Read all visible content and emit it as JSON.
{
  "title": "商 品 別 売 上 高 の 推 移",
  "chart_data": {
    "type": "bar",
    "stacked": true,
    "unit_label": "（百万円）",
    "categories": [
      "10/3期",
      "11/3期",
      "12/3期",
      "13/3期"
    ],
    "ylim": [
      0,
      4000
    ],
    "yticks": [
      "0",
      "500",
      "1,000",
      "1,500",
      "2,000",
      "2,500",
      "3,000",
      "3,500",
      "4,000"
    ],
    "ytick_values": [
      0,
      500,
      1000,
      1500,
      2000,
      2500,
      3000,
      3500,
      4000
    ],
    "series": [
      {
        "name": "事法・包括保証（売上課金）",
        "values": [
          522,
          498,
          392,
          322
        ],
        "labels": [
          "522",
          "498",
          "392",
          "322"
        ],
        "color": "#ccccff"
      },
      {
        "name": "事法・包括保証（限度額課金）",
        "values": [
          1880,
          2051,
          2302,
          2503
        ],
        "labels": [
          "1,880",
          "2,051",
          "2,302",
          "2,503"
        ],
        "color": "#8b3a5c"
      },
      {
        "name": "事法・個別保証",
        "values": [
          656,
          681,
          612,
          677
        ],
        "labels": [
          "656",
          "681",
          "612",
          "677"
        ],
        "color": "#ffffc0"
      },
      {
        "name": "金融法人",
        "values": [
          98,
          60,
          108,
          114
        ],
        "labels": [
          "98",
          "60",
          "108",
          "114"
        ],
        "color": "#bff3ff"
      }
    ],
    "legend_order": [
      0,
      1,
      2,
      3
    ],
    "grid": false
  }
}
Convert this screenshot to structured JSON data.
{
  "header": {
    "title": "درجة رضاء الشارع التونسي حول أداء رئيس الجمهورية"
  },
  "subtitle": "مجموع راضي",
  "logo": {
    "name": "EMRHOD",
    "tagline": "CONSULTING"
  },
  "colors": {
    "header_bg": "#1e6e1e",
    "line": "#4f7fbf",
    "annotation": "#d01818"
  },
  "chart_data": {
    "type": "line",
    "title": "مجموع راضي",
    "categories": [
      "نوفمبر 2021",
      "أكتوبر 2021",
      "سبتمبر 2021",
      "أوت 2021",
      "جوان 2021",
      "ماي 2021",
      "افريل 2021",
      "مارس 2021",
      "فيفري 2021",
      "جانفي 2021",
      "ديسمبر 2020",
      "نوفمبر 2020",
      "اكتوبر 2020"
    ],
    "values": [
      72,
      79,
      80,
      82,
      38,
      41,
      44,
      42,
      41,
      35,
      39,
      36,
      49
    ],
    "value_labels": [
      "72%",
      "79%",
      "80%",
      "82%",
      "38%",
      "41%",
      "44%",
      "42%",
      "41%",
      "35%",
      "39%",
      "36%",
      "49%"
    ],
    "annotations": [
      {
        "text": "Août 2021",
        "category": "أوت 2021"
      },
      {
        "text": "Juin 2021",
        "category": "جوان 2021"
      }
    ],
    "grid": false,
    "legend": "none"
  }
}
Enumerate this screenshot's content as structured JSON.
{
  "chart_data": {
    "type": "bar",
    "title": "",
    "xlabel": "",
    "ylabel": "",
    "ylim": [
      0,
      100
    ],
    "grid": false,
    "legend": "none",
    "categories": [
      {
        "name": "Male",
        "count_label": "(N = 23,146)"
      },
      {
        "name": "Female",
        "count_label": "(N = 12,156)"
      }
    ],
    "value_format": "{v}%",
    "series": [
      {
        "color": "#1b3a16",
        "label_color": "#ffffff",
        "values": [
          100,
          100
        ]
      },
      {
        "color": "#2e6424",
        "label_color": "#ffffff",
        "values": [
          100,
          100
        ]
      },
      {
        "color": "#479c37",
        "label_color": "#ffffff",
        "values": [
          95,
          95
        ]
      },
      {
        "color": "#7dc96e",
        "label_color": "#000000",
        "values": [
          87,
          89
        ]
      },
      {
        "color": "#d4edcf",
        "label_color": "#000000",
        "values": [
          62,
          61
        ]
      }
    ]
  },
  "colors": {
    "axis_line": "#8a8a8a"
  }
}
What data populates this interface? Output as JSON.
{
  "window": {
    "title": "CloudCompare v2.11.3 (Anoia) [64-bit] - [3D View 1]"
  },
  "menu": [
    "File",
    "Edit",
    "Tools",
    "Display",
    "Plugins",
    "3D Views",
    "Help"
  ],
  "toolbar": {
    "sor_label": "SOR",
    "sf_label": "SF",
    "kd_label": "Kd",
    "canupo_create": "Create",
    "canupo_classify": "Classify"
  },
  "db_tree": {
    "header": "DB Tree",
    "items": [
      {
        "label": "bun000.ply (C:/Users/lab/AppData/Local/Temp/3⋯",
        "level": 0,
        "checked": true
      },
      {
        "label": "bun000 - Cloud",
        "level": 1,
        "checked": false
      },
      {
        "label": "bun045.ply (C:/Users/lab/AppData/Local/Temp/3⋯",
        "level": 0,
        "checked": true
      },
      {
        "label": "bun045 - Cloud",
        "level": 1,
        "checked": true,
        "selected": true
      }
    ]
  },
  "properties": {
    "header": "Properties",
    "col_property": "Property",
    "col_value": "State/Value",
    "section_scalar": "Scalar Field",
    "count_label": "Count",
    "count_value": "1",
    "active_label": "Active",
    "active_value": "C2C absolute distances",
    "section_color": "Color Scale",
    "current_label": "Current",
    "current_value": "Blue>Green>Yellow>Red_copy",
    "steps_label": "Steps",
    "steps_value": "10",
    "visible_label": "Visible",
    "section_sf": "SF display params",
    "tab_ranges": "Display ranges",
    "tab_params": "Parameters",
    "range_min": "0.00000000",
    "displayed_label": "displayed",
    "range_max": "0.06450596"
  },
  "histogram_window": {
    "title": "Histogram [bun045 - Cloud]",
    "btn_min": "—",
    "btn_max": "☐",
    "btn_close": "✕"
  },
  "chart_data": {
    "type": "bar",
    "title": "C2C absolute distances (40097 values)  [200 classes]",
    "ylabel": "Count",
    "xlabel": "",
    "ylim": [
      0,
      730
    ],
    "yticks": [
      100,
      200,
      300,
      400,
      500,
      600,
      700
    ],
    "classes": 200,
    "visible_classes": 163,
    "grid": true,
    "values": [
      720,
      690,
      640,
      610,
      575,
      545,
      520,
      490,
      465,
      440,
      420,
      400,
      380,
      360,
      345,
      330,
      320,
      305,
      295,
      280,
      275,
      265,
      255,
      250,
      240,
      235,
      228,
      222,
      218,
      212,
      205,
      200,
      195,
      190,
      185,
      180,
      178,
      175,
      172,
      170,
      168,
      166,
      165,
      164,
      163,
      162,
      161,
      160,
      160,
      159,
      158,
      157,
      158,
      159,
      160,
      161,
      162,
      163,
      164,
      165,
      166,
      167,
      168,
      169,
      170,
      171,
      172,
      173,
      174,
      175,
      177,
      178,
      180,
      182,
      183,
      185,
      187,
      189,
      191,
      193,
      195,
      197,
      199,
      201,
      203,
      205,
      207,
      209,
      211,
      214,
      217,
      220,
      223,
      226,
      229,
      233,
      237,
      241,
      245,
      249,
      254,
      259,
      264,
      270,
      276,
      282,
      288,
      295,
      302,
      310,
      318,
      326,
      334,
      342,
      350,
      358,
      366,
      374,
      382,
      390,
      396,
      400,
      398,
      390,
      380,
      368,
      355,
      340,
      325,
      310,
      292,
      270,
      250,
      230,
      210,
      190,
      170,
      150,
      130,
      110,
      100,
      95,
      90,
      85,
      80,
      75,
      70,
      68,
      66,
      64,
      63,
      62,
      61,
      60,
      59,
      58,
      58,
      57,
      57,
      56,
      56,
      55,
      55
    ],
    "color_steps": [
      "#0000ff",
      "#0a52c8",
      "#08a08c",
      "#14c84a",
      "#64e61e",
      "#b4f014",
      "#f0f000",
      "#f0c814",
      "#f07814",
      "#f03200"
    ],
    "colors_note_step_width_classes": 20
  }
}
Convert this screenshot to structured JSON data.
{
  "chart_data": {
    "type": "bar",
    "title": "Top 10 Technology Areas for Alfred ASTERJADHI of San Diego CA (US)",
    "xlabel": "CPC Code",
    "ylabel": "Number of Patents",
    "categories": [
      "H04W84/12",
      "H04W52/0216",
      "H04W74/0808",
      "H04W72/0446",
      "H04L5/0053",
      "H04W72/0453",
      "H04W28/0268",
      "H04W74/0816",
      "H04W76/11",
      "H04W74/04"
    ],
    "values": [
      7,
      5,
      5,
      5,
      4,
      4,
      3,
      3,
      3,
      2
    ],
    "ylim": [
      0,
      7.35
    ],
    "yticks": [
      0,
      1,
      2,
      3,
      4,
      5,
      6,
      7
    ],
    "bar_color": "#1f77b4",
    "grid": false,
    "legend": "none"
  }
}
☆ ☆ ☆ ☆
● Exercise brief: Extract each line from the listing that holds the word "true".

● Complete answer:
    "stacked": true,
        "checked": true
        "checked": true
        "checked": true,
        "selected": true
    "grid": true,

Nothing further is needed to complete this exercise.